Records from a collection
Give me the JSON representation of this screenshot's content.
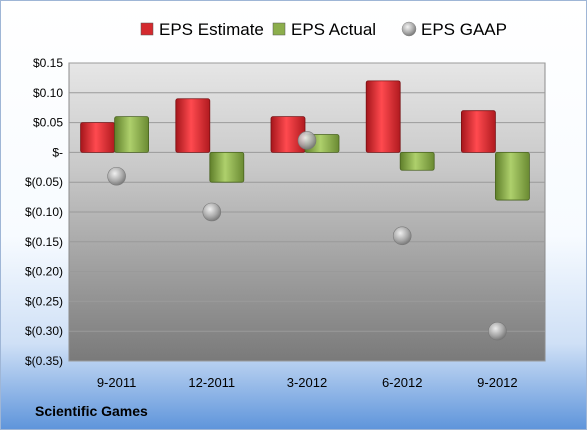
{
  "company": "Scientific Games",
  "chart_data": {
    "type": "bar",
    "title": "",
    "xlabel": "",
    "ylabel": "",
    "categories": [
      "9-2011",
      "12-2011",
      "3-2012",
      "6-2012",
      "9-2012"
    ],
    "series": [
      {
        "name": "EPS Estimate",
        "kind": "bar",
        "color": "#d42a2f",
        "values": [
          0.05,
          0.09,
          0.06,
          0.12,
          0.07
        ]
      },
      {
        "name": "EPS Actual",
        "kind": "bar",
        "color": "#8cae4c",
        "values": [
          0.06,
          -0.05,
          0.03,
          -0.03,
          -0.08
        ]
      },
      {
        "name": "EPS GAAP",
        "kind": "scatter",
        "color": "#a8a8a8",
        "values": [
          -0.04,
          -0.1,
          0.02,
          -0.14,
          -0.3
        ]
      }
    ],
    "ylim": [
      -0.35,
      0.15
    ],
    "yticks": [
      0.15,
      0.1,
      0.05,
      0,
      -0.05,
      -0.1,
      -0.15,
      -0.2,
      -0.25,
      -0.3,
      -0.35
    ],
    "ytick_labels": [
      "$0.15",
      "$0.10",
      "$0.05",
      "$-",
      "$(0.05)",
      "$(0.10)",
      "$(0.15)",
      "$(0.20)",
      "$(0.25)",
      "$(0.30)",
      "$(0.35)"
    ],
    "grid": true,
    "legend": "top"
  }
}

§ YOUR INSTRUCTIONS: Extract all lines of the records above that include "name".

§ FINISHED EXERCISE:
        "name": "EPS Estimate",
        "name": "EPS Actual",
        "name": "EPS GAAP",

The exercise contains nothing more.